◆ **Work required**:
All of the records below need to be copied exactly.

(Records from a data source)
++++++++++

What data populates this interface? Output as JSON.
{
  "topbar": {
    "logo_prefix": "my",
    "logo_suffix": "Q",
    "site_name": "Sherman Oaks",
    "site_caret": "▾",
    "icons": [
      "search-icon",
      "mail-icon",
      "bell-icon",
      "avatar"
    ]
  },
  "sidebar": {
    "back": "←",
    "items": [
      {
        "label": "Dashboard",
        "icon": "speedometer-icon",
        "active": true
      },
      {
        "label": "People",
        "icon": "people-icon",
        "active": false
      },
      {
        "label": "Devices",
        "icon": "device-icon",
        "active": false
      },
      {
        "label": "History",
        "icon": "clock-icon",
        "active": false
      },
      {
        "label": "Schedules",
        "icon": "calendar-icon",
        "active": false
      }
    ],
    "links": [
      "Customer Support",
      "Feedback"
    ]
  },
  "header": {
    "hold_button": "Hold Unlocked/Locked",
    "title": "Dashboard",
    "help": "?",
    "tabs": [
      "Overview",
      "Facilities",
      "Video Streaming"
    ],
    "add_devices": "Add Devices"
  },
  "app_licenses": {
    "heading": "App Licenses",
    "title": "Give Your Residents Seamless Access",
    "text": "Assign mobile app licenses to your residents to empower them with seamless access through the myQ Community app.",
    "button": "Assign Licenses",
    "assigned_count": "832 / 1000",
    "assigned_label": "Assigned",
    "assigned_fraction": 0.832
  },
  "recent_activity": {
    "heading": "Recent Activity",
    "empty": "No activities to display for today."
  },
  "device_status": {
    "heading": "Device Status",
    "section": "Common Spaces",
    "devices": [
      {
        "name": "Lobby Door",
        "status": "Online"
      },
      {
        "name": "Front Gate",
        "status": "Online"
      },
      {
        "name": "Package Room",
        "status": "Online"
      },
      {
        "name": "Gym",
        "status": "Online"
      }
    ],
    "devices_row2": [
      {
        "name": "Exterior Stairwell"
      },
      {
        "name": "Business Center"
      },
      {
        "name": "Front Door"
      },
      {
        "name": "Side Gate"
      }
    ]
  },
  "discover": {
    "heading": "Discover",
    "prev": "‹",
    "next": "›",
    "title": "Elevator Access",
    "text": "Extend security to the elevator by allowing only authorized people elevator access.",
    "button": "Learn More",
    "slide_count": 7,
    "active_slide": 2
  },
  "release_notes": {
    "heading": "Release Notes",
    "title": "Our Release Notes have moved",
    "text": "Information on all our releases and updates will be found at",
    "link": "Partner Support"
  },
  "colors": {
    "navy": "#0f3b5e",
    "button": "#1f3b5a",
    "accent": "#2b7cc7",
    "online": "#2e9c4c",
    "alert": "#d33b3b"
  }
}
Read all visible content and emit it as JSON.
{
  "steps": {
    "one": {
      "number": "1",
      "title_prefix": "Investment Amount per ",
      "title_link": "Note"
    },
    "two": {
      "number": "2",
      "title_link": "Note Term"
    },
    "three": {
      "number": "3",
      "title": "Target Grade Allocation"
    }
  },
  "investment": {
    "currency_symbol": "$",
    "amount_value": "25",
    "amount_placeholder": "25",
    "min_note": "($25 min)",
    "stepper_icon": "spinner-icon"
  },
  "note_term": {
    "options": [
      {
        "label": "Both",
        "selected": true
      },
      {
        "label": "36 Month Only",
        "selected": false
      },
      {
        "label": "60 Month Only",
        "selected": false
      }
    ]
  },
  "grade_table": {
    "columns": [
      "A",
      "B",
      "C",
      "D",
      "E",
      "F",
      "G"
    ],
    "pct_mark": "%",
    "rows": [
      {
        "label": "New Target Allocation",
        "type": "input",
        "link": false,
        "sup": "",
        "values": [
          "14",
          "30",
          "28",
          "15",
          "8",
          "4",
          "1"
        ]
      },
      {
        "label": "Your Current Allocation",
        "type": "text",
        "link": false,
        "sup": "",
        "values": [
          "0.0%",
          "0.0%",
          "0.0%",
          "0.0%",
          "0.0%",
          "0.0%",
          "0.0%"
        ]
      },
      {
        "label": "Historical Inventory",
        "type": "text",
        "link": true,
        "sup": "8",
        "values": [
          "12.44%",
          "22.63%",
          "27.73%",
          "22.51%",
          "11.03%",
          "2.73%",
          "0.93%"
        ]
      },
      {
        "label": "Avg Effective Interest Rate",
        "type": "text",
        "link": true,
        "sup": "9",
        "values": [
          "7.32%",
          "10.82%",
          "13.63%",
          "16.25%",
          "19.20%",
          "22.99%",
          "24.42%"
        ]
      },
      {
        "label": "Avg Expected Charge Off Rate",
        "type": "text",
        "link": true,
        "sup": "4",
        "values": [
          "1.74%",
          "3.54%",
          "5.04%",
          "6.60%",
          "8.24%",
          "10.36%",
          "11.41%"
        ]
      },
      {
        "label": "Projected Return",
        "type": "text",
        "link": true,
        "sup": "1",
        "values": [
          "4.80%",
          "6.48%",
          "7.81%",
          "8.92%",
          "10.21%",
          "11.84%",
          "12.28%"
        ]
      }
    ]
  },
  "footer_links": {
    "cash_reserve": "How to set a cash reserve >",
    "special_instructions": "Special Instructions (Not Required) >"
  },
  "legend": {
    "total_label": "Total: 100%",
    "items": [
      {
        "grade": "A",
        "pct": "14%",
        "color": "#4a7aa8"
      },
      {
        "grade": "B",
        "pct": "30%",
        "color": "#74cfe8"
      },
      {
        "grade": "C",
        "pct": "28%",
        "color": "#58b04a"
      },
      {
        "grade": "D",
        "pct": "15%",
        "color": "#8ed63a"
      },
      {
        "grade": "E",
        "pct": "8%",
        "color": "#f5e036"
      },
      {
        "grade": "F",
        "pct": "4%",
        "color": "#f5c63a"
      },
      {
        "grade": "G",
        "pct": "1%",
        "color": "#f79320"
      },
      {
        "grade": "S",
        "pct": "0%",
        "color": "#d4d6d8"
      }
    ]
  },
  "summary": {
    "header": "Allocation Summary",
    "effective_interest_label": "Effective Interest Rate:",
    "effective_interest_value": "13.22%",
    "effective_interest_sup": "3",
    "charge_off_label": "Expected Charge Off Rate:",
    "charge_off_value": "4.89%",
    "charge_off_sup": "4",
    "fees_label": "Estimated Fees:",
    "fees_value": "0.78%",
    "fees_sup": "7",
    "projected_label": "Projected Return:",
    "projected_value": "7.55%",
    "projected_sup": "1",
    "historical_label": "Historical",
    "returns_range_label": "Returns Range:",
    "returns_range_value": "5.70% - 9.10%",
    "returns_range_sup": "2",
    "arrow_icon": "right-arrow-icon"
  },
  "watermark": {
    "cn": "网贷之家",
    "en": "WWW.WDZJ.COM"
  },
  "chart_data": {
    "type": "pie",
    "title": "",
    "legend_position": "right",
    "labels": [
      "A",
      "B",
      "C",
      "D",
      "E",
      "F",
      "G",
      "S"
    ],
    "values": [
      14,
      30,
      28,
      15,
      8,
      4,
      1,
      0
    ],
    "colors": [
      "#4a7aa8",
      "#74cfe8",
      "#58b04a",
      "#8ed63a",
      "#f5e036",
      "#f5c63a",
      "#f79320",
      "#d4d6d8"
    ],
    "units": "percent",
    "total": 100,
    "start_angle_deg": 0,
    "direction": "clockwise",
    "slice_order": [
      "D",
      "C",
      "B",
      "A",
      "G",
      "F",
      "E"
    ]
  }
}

++++++++++

◆ **Output of the task**:
What data populates this interface? Output as JSON.
{
  "topbar": {
    "logo_prefix": "my",
    "logo_suffix": "Q",
    "site_name": "Sherman Oaks",
    "site_caret": "▾",
    "icons": [
      "search-icon",
      "mail-icon",
      "bell-icon",
      "avatar"
    ]
  },
  "sidebar": {
    "back": "←",
    "items": [
      {
        "label": "Dashboard",
        "icon": "speedometer-icon",
        "active": true
      },
      {
        "label": "People",
        "icon": "people-icon",
        "active": false
      },
      {
        "label": "Devices",
        "icon": "device-icon",
        "active": false
      },
      {
        "label": "History",
        "icon": "clock-icon",
        "active": false
      },
      {
        "label": "Schedules",
        "icon": "calendar-icon",
        "active": false
      }
    ],
    "links": [
      "Customer Support",
      "Feedback"
    ]
  },
  "header": {
    "hold_button": "Hold Unlocked/Locked",
    "title": "Dashboard",
    "help": "?",
    "tabs": [
      "Overview",
      "Facilities",
      "Video Streaming"
    ],
    "add_devices": "Add Devices"
  },
  "app_licenses": {
    "heading": "App Licenses",
    "title": "Give Your Residents Seamless Access",
    "text": "Assign mobile app licenses to your residents to empower them with seamless access through the myQ Community app.",
    "button": "Assign Licenses",
    "assigned_count": "832 / 1000",
    "assigned_label": "Assigned",
    "assigned_fraction": 0.832
  },
  "recent_activity": {
    "heading": "Recent Activity",
    "empty": "No activities to display for today."
  },
  "device_status": {
    "heading": "Device Status",
    "section": "Common Spaces",
    "devices": [
      {
        "name": "Lobby Door",
        "status": "Online"
      },
      {
        "name": "Front Gate",
        "status": "Online"
      },
      {
        "name": "Package Room",
        "status": "Online"
      },
      {
        "name": "Gym",
        "status": "Online"
      }
    ],
    "devices_row2": [
      {
        "name": "Exterior Stairwell"
      },
      {
        "name": "Business Center"
      },
      {
        "name": "Front Door"
      },
      {
        "name": "Side Gate"
      }
    ]
  },
  "discover": {
    "heading": "Discover",
    "prev": "‹",
    "next": "›",
    "title": "Elevator Access",
    "text": "Extend security to the elevator by allowing only authorized people elevator access.",
    "button": "Learn More",
    "slide_count": 7,
    "active_slide": 2
  },
  "release_notes": {
    "heading": "Release Notes",
    "title": "Our Release Notes have moved",
    "text": "Information on all our releases and updates will be found at",
    "link": "Partner Support"
  },
  "colors": {
    "navy": "#0f3b5e",
    "button": "#1f3b5a",
    "accent": "#2b7cc7",
    "online": "#2e9c4c",
    "alert": "#d33b3b"
  }
}
Read all visible content and emit it as JSON.
{
  "steps": {
    "one": {
      "number": "1",
      "title_prefix": "Investment Amount per ",
      "title_link": "Note"
    },
    "two": {
      "number": "2",
      "title_link": "Note Term"
    },
    "three": {
      "number": "3",
      "title": "Target Grade Allocation"
    }
  },
  "investment": {
    "currency_symbol": "$",
    "amount_value": "25",
    "amount_placeholder": "25",
    "min_note": "($25 min)",
    "stepper_icon": "spinner-icon"
  },
  "note_term": {
    "options": [
      {
        "label": "Both",
        "selected": true
      },
      {
        "label": "36 Month Only",
        "selected": false
      },
      {
        "label": "60 Month Only",
        "selected": false
      }
    ]
  },
  "grade_table": {
    "columns": [
      "A",
      "B",
      "C",
      "D",
      "E",
      "F",
      "G"
    ],
    "pct_mark": "%",
    "rows": [
      {
        "label": "New Target Allocation",
        "type": "input",
        "link": false,
        "sup": "",
        "values": [
          "14",
          "30",
          "28",
          "15",
          "8",
          "4",
          "1"
        ]
      },
      {
        "label": "Your Current Allocation",
        "type": "text",
        "link": false,
        "sup": "",
        "values": [
          "0.0%",
          "0.0%",
          "0.0%",
          "0.0%",
          "0.0%",
          "0.0%",
          "0.0%"
        ]
      },
      {
        "label": "Historical Inventory",
        "type": "text",
        "link": true,
        "sup": "8",
        "values": [
          "12.44%",
          "22.63%",
          "27.73%",
          "22.51%",
          "11.03%",
          "2.73%",
          "0.93%"
        ]
      },
      {
        "label": "Avg Effective Interest Rate",
        "type": "text",
        "link": true,
        "sup": "9",
        "values": [
          "7.32%",
          "10.82%",
          "13.63%",
          "16.25%",
          "19.20%",
          "22.99%",
          "24.42%"
        ]
      },
      {
        "label": "Avg Expected Charge Off Rate",
        "type": "text",
        "link": true,
        "sup": "4",
        "values": [
          "1.74%",
          "3.54%",
          "5.04%",
          "6.60%",
          "8.24%",
          "10.36%",
          "11.41%"
        ]
      },
      {
        "label": "Projected Return",
        "type": "text",
        "link": true,
        "sup": "1",
        "values": [
          "4.80%",
          "6.48%",
          "7.81%",
          "8.92%",
          "10.21%",
          "11.84%",
          "12.28%"
        ]
      }
    ]
  },
  "footer_links": {
    "cash_reserve": "How to set a cash reserve >",
    "special_instructions": "Special Instructions (Not Required) >"
  },
  "legend": {
    "total_label": "Total: 100%",
    "items": [
      {
        "grade": "A",
        "pct": "14%",
        "color": "#4a7aa8"
      },
      {
        "grade": "B",
        "pct": "30%",
        "color": "#74cfe8"
      },
      {
        "grade": "C",
        "pct": "28%",
        "color": "#58b04a"
      },
      {
        "grade": "D",
        "pct": "15%",
        "color": "#8ed63a"
      },
      {
        "grade": "E",
        "pct": "8%",
        "color": "#f5e036"
      },
      {
        "grade": "F",
        "pct": "4%",
        "color": "#f5c63a"
      },
      {
        "grade": "G",
        "pct": "1%",
        "color": "#f79320"
      },
      {
        "grade": "S",
        "pct": "0%",
        "color": "#d4d6d8"
      }
    ]
  },
  "summary": {
    "header": "Allocation Summary",
    "effective_interest_label": "Effective Interest Rate:",
    "effective_interest_value": "13.22%",
    "effective_interest_sup": "3",
    "charge_off_label": "Expected Charge Off Rate:",
    "charge_off_value": "4.89%",
    "charge_off_sup": "4",
    "fees_label": "Estimated Fees:",
    "fees_value": "0.78%",
    "fees_sup": "7",
    "projected_label": "Projected Return:",
    "projected_value": "7.55%",
    "projected_sup": "1",
    "historical_label": "Historical",
    "returns_range_label": "Returns Range:",
    "returns_range_value": "5.70% - 9.10%",
    "returns_range_sup": "2",
    "arrow_icon": "right-arrow-icon"
  },
  "watermark": {
    "cn": "网贷之家",
    "en": "WWW.WDZJ.COM"
  },
  "chart_data": {
    "type": "pie",
    "title": "",
    "legend_position": "right",
    "labels": [
      "A",
      "B",
      "C",
      "D",
      "E",
      "F",
      "G",
      "S"
    ],
    "values": [
      14,
      30,
      28,
      15,
      8,
      4,
      1,
      0
    ],
    "colors": [
      "#4a7aa8",
      "#74cfe8",
      "#58b04a",
      "#8ed63a",
      "#f5e036",
      "#f5c63a",
      "#f79320",
      "#d4d6d8"
    ],
    "units": "percent",
    "total": 100,
    "start_angle_deg": 0,
    "direction": "clockwise",
    "slice_order": [
      "D",
      "C",
      "B",
      "A",
      "G",
      "F",
      "E"
    ]
  }
}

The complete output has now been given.